# DATA SUPPLIED start
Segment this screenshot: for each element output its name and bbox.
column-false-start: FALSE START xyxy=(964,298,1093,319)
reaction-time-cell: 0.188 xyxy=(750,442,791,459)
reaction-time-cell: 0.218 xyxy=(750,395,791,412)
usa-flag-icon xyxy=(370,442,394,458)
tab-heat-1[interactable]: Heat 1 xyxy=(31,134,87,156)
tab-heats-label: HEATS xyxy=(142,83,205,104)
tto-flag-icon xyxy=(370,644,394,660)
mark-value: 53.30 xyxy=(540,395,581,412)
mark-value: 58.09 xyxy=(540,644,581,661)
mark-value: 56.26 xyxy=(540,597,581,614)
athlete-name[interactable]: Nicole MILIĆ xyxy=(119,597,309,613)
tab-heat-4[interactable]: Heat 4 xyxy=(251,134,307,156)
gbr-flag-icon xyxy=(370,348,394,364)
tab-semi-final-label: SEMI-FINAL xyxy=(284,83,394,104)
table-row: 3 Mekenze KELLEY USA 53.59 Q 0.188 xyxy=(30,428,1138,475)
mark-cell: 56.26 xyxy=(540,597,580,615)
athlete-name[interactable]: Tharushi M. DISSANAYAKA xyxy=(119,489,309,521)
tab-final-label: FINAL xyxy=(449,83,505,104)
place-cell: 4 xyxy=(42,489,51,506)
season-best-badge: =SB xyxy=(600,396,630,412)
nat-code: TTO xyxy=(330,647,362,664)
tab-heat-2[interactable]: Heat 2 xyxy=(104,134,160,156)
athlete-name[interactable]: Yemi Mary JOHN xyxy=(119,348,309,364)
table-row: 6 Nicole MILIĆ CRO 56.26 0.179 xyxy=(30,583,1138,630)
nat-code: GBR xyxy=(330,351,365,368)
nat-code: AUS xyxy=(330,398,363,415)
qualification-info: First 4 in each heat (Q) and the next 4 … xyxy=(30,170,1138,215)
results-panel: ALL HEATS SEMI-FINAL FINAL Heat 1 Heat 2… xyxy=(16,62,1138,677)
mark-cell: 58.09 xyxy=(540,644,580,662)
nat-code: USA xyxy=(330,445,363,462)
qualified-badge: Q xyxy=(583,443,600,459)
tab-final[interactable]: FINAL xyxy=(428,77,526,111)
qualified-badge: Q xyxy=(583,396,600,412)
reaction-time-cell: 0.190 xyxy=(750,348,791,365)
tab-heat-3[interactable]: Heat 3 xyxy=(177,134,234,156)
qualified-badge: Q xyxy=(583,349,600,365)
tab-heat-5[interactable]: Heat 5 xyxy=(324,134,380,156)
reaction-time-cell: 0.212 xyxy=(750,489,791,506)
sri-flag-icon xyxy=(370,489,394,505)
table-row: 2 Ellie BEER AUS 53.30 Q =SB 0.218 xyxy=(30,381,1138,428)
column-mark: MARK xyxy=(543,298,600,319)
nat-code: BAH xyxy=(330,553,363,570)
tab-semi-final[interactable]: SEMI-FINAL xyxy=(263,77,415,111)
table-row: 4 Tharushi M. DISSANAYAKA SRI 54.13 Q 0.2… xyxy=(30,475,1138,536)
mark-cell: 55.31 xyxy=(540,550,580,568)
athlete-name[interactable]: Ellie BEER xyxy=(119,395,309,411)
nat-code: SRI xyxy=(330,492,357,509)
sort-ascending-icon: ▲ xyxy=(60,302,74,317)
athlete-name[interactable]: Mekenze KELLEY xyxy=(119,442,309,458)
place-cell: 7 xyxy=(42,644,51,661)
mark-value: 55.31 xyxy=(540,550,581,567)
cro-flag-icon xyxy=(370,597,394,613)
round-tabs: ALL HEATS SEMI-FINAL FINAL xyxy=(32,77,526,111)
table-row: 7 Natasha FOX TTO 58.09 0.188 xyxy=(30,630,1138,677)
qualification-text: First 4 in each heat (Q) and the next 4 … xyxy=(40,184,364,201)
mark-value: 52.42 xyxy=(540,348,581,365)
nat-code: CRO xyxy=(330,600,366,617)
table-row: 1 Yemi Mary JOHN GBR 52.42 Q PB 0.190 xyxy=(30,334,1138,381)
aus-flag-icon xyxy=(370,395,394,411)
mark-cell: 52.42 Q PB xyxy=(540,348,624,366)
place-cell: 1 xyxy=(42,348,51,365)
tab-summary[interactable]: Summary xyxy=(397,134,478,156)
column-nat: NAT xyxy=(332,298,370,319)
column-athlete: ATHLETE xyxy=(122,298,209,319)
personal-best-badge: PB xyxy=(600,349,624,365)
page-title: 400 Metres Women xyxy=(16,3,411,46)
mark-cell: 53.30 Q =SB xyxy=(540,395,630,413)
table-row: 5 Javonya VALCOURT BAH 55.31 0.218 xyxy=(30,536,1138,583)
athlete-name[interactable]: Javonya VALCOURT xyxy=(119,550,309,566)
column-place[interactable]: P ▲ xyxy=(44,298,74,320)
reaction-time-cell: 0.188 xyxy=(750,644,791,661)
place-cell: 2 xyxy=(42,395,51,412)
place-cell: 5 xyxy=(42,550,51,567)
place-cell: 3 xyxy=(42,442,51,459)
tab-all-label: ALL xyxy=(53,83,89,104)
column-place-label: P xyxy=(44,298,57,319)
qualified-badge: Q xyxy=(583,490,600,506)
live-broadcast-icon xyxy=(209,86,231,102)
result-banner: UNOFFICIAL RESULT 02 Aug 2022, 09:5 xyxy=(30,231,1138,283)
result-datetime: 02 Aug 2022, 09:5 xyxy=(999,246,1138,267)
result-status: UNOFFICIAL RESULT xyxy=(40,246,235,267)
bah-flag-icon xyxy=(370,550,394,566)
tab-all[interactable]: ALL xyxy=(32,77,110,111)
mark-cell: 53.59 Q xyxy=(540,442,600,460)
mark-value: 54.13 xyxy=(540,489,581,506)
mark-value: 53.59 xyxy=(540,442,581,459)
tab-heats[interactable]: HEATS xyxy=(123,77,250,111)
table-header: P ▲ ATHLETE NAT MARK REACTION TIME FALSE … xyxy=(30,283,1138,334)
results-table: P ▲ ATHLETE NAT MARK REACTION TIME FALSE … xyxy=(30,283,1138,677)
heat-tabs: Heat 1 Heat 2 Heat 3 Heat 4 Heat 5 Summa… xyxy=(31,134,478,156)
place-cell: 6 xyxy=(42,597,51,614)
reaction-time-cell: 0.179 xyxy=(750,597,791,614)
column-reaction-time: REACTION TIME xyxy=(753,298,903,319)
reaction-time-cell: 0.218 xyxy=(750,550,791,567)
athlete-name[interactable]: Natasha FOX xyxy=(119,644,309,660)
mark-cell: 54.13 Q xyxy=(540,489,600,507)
# DATA SUPPLIED end
▶ [TASK STATEMENT]: Rewrite every line of the items above as a Markdown table with two columns, Row and Line, numbering each row and leaving out blank lines.

▶ [RESPONSE TO THE EXERCISE]:
| Row | Line |
|---|---|
| 1 | Segment this screenshot: for each element output its name and bbox. |
| 2 | column-false-start: FALSE START xyxy=(964,298,1093,319) |
| 3 | reaction-time-cell: 0.188 xyxy=(750,442,791,459) |
| 4 | reaction-time-cell: 0.218 xyxy=(750,395,791,412) |
| 5 | usa-flag-icon xyxy=(370,442,394,458) |
| 6 | tab-heat-1[interactable]: Heat 1 xyxy=(31,134,87,156) |
| 7 | tab-heats-label: HEATS xyxy=(142,83,205,104) |
| 8 | tto-flag-icon xyxy=(370,644,394,660) |
| 9 | mark-value: 53.30 xyxy=(540,395,581,412) |
| 10 | mark-value: 58.09 xyxy=(540,644,581,661) |
| 11 | mark-value: 56.26 xyxy=(540,597,581,614) |
| 12 | athlete-name[interactable]: Nicole MILIĆ xyxy=(119,597,309,613) |
| 13 | tab-heat-4[interactable]: Heat 4 xyxy=(251,134,307,156) |
| 14 | gbr-flag-icon xyxy=(370,348,394,364) |
| 15 | tab-semi-final-label: SEMI-FINAL xyxy=(284,83,394,104) |
| 16 | table-row: 3 Mekenze KELLEY USA 53.59 Q 0.188 xyxy=(30,428,1138,475) |
| 17 | mark-cell: 56.26 xyxy=(540,597,580,615) |
| 18 | athlete-name[interactable]: Tharushi M. DISSANAYAKA xyxy=(119,489,309,521) |
| 19 | tab-final-label: FINAL xyxy=(449,83,505,104) |
| 20 | place-cell: 4 xyxy=(42,489,51,506) |
| 21 | season-best-badge: =SB xyxy=(600,396,630,412) |
| 22 | nat-code: TTO xyxy=(330,647,362,664) |
| 23 | tab-heat-2[interactable]: Heat 2 xyxy=(104,134,160,156) |
| 24 | athlete-name[interactable]: Yemi Mary JOHN xyxy=(119,348,309,364) |
| 25 | table-row: 6 Nicole MILIĆ CRO 56.26 0.179 xyxy=(30,583,1138,630) |
| 26 | nat-code: GBR xyxy=(330,351,365,368) |
| 27 | nat-code: AUS xyxy=(330,398,363,415) |
| 28 | qualification-info: First 4 in each heat (Q) and the next 4 … xyxy=(30,170,1138,215) |
| 29 | results-panel: ALL HEATS SEMI-FINAL FINAL Heat 1 Heat 2… xyxy=(16,62,1138,677) |
| 30 | mark-cell: 58.09 xyxy=(540,644,580,662) |
| 31 | nat-code: USA xyxy=(330,445,363,462) |
| 32 | qualified-badge: Q xyxy=(583,443,600,459) |
| 33 | tab-final[interactable]: FINAL xyxy=(428,77,526,111) |
| 34 | qualified-badge: Q xyxy=(583,396,600,412) |
| 35 | reaction-time-cell: 0.190 xyxy=(750,348,791,365) |
| 36 | tab-heat-3[interactable]: Heat 3 xyxy=(177,134,234,156) |
| 37 | qualified-badge: Q xyxy=(583,349,600,365) |
| 38 | tab-heat-5[interactable]: Heat 5 xyxy=(324,134,380,156) |
| 39 | reaction-time-cell: 0.212 xyxy=(750,489,791,506) |
| 40 | sri-flag-icon xyxy=(370,489,394,505) |
| 41 | table-row: 2 Ellie BEER AUS 53.30 Q =SB 0.218 xyxy=(30,381,1138,428) |
| 42 | column-mark: MARK xyxy=(543,298,600,319) |
| 43 | nat-code: BAH xyxy=(330,553,363,570) |
| 44 | tab-semi-final[interactable]: SEMI-FINAL xyxy=(263,77,415,111) |
| 45 | table-row: 4 Tharushi M. DISSANAYAKA SRI 54.13 Q 0.2… xyxy=(30,475,1138,536) |
| 46 | mark-cell: 55.31 xyxy=(540,550,580,568) |
| 47 | athlete-name[interactable]: Ellie BEER xyxy=(119,395,309,411) |
| 48 | nat-code: SRI xyxy=(330,492,357,509) |
| 49 | sort-ascending-icon: ▲ xyxy=(60,302,74,317) |
| 50 | athlete-name[interactable]: Mekenze KELLEY xyxy=(119,442,309,458) |
| 51 | place-cell: 7 xyxy=(42,644,51,661) |
| 52 | mark-value: 55.31 xyxy=(540,550,581,567) |
| 53 | cro-flag-icon xyxy=(370,597,394,613) |
| 54 | round-tabs: ALL HEATS SEMI-FINAL FINAL xyxy=(32,77,526,111) |
| 55 | table-row: 7 Natasha FOX TTO 58.09 0.188 xyxy=(30,630,1138,677) |
| 56 | qualification-text: First 4 in each heat (Q) and the next 4 … xyxy=(40,184,364,201) |
| 57 | mark-value: 52.42 xyxy=(540,348,581,365) |
| 58 | nat-code: CRO xyxy=(330,600,366,617) |
| 59 | table-row: 1 Yemi Mary JOHN GBR 52.42 Q PB 0.190 xyxy=(30,334,1138,381) |
| 60 | aus-flag-icon xyxy=(370,395,394,411) |
| 61 | mark-cell: 52.42 Q PB xyxy=(540,348,624,366) |
| 62 | place-cell: 1 xyxy=(42,348,51,365) |
| 63 | tab-summary[interactable]: Summary xyxy=(397,134,478,156) |
| 64 | column-nat: NAT xyxy=(332,298,370,319) |
| 65 | column-athlete: ATHLETE xyxy=(122,298,209,319) |
| 66 | personal-best-badge: PB xyxy=(600,349,624,365) |
| 67 | page-title: 400 Metres Women xyxy=(16,3,411,46) |
| 68 | mark-cell: 53.30 Q =SB xyxy=(540,395,630,413) |
| 69 | table-row: 5 Javonya VALCOURT BAH 55.31 0.218 xyxy=(30,536,1138,583) |
| 70 | athlete-name[interactable]: Javonya VALCOURT xyxy=(119,550,309,566) |
| 71 | column-place[interactable]: P ▲ xyxy=(44,298,74,320) |
| 72 | reaction-time-cell: 0.188 xyxy=(750,644,791,661) |
| 73 | place-cell: 2 xyxy=(42,395,51,412) |
| 74 | place-cell: 5 xyxy=(42,550,51,567) |
| 75 | place-cell: 3 xyxy=(42,442,51,459) |
| 76 | tab-all-label: ALL xyxy=(53,83,89,104) |
| 77 | column-place-label: P xyxy=(44,298,57,319) |
| 78 | qualified-badge: Q xyxy=(583,490,600,506) |
| 79 | live-broadcast-icon xyxy=(209,86,231,102) |
| 80 | result-banner: UNOFFICIAL RESULT 02 Aug 2022, 09:5 xyxy=(30,231,1138,283) |
| 81 | result-datetime: 02 Aug 2022, 09:5 xyxy=(999,246,1138,267) |
| 82 | result-status: UNOFFICIAL RESULT xyxy=(40,246,235,267) |
| 83 | bah-flag-icon xyxy=(370,550,394,566) |
| 84 | tab-all[interactable]: ALL xyxy=(32,77,110,111) |
| 85 | mark-cell: 53.59 Q xyxy=(540,442,600,460) |
| 86 | mark-value: 54.13 xyxy=(540,489,581,506) |
| 87 | mark-value: 53.59 xyxy=(540,442,581,459) |
| 88 | tab-heats[interactable]: HEATS xyxy=(123,77,250,111) |
| 89 | table-header: P ▲ ATHLETE NAT MARK REACTION TIME FALSE … xyxy=(30,283,1138,334) |
| 90 | results-table: P ▲ ATHLETE NAT MARK REACTION TIME FALSE … xyxy=(30,283,1138,677) |
| 91 | heat-tabs: Heat 1 Heat 2 Heat 3 Heat 4 Heat 5 Summa… xyxy=(31,134,478,156) |
| 92 | place-cell: 6 xyxy=(42,597,51,614) |
| 93 | reaction-time-cell: 0.179 xyxy=(750,597,791,614) |
| 94 | column-reaction-time: REACTION TIME xyxy=(753,298,903,319) |
| 95 | reaction-time-cell: 0.218 xyxy=(750,550,791,567) |
| 96 | athlete-name[interactable]: Natasha FOX xyxy=(119,644,309,660) |
| 97 | mark-cell: 54.13 Q xyxy=(540,489,600,507) |